Write out the whole listing again, exactly as given.

-- BEGIN Extracted records --

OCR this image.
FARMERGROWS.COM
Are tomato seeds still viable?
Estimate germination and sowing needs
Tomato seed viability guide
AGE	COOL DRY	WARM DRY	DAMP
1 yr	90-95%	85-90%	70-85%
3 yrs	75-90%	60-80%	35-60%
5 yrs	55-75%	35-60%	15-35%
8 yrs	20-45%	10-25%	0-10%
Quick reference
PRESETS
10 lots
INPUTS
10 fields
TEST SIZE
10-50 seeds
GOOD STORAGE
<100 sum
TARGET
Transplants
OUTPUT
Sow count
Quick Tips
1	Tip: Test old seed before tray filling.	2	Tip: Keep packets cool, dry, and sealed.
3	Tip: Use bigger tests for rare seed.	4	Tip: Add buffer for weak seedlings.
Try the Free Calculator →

-- END Extracted records --

> _Task answer_:
OCR this image.
FARMERGROWS.COM
Are tomato seeds still viable?
Estimate germination and sowing needs
Tomato seed viability guide
AGE	COOL DRY	WARM DRY	DAMP
1 yr	90-95%	85-90%	70-85%
3 yrs	75-90%	60-80%	35-60%
5 yrs	55-75%	35-60%	15-35%
8 yrs	20-45%	10-25%	0-10%
Quick reference
PRESETS
10 lots
INPUTS
10 fields
TEST SIZE
10-50 seeds
GOOD STORAGE
<100 sum
TARGET
Transplants
OUTPUT
Sow count
Quick Tips
1	Tip: Test old seed before tray filling.	2	Tip: Keep packets cool, dry, and sealed.
3	Tip: Use bigger tests for rare seed.	4	Tip: Add buffer for weak seedlings.
Try the Free Calculator →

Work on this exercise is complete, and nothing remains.